*WRITTEN EXERCISE:* From the entries below, copy every line holding the word "name".

-- START OF INPUT --

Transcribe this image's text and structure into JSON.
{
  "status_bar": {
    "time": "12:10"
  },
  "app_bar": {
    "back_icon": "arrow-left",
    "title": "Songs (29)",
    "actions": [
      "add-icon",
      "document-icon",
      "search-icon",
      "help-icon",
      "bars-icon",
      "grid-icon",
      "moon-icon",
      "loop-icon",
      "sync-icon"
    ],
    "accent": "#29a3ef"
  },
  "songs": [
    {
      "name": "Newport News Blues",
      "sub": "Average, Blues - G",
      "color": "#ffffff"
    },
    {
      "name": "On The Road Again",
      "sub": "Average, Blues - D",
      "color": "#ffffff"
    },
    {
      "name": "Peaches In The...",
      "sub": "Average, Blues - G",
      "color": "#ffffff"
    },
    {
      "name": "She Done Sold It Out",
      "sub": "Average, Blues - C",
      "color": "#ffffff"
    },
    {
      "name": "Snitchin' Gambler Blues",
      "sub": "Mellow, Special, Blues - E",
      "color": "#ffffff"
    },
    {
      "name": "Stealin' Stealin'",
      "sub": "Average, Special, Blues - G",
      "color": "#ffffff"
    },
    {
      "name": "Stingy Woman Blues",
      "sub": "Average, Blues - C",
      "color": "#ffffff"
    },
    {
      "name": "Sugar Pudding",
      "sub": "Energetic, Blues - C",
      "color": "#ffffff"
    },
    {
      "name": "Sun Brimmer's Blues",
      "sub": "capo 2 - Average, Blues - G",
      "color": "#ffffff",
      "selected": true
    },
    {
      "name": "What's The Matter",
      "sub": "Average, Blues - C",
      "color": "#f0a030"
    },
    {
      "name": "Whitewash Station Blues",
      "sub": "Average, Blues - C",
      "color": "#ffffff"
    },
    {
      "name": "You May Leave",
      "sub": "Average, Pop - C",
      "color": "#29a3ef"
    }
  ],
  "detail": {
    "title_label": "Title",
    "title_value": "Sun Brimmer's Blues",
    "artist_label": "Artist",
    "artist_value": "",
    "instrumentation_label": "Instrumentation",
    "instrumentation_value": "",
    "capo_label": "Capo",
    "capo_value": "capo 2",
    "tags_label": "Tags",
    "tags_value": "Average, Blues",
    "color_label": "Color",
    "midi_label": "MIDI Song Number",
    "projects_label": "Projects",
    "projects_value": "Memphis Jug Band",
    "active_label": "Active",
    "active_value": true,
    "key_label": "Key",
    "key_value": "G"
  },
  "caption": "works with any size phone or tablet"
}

-- END OF INPUT --

*RESPONSE TO THIS EXERCISE:*
      "name": "Newport News Blues",
      "name": "On The Road Again",
      "name": "Peaches In The...",
      "name": "She Done Sold It Out",
      "name": "Snitchin' Gambler Blues",
      "name": "Stealin' Stealin'",
      "name": "Stingy Woman Blues",
      "name": "Sugar Pudding",
      "name": "Sun Brimmer's Blues",
      "name": "What's The Matter",
      "name": "Whitewash Station Blues",
      "name": "You May Leave",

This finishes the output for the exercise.